● **REQUIREMENT**:
Present every line in which the string "processes" appears.
▼▼▼
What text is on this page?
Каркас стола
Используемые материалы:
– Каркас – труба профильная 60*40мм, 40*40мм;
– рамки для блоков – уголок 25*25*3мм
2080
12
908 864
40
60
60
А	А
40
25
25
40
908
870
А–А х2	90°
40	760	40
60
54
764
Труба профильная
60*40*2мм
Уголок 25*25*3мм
▲▲▲
▼▼▼
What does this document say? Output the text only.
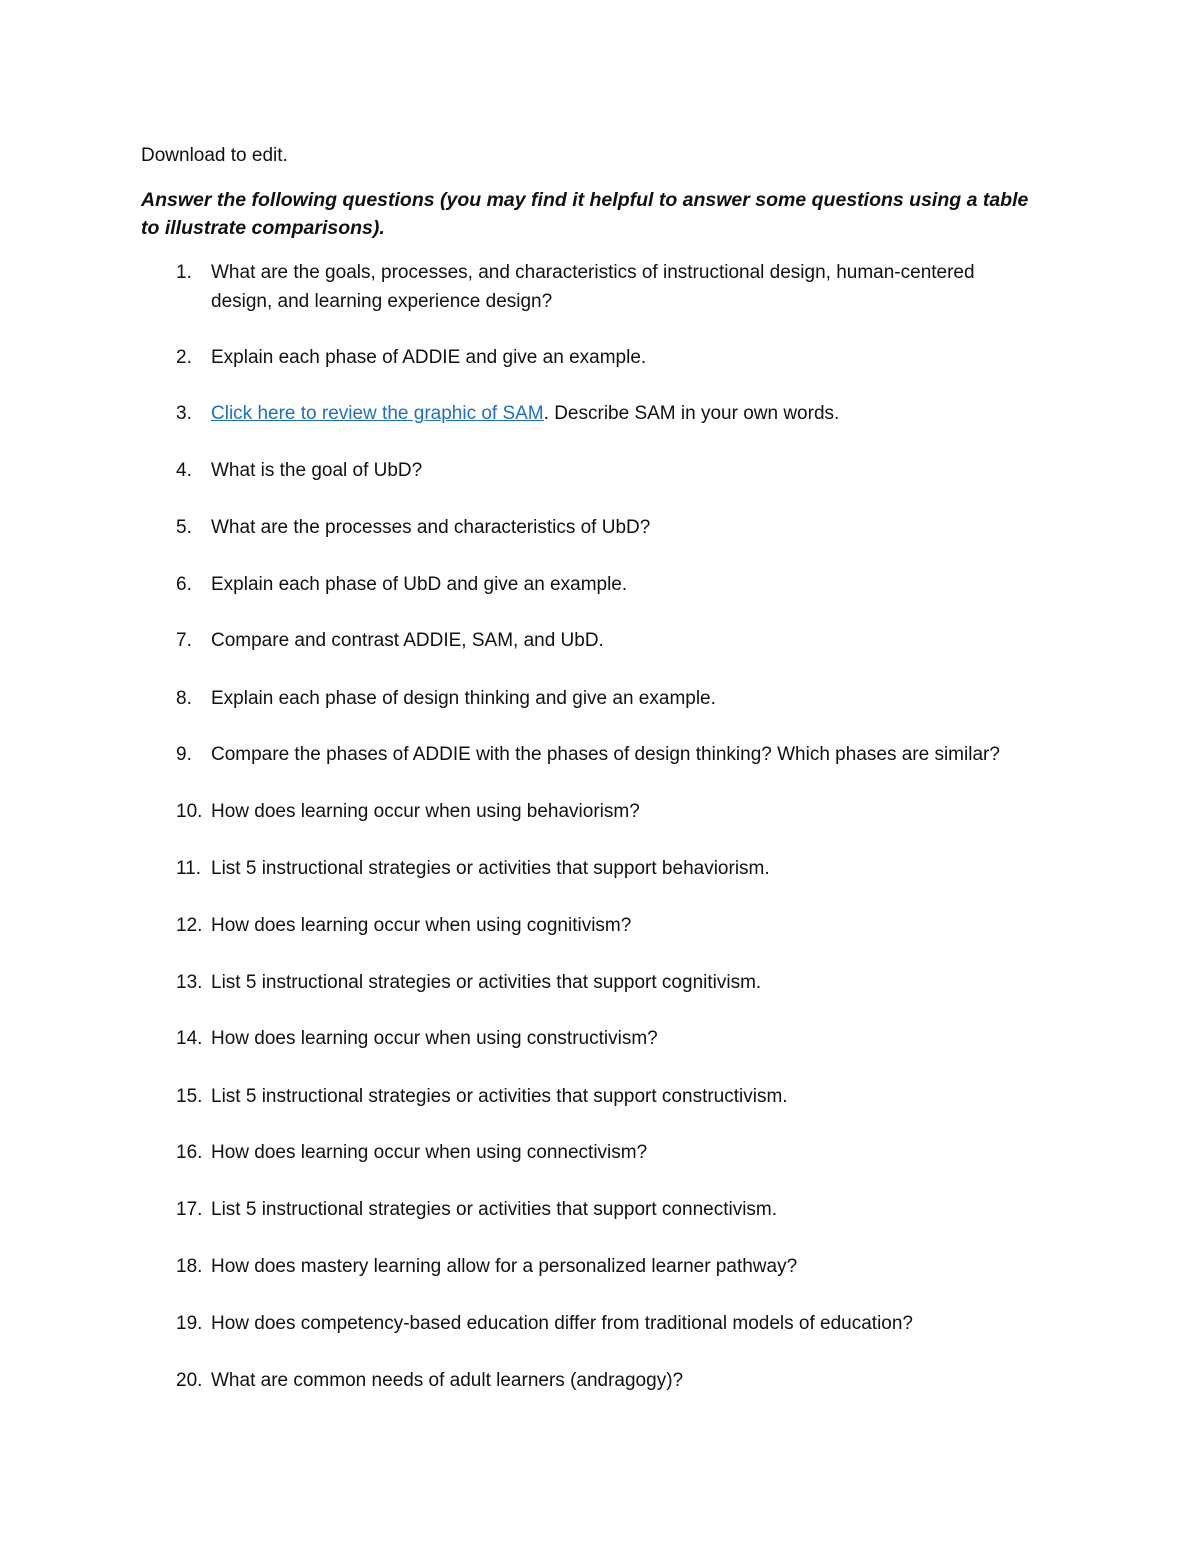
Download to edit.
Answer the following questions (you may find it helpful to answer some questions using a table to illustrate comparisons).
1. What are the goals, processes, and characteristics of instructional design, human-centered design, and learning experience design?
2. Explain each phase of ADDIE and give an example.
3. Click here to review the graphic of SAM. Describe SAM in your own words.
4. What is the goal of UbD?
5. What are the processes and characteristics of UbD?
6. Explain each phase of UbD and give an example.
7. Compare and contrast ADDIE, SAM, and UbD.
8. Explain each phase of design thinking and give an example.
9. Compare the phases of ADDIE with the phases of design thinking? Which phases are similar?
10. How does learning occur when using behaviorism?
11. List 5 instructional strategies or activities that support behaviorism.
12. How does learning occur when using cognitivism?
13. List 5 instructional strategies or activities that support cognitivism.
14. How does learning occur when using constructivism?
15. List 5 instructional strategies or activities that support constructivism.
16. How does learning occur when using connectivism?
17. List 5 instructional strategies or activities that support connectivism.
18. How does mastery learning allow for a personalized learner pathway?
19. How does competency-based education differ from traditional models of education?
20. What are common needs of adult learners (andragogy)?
▲▲▲
● **COMPLETED TASK**:
1. What are the goals, processes, and characteristics of instructional design, human-centered design, and learning experience design?
5. What are the processes and characteristics of UbD?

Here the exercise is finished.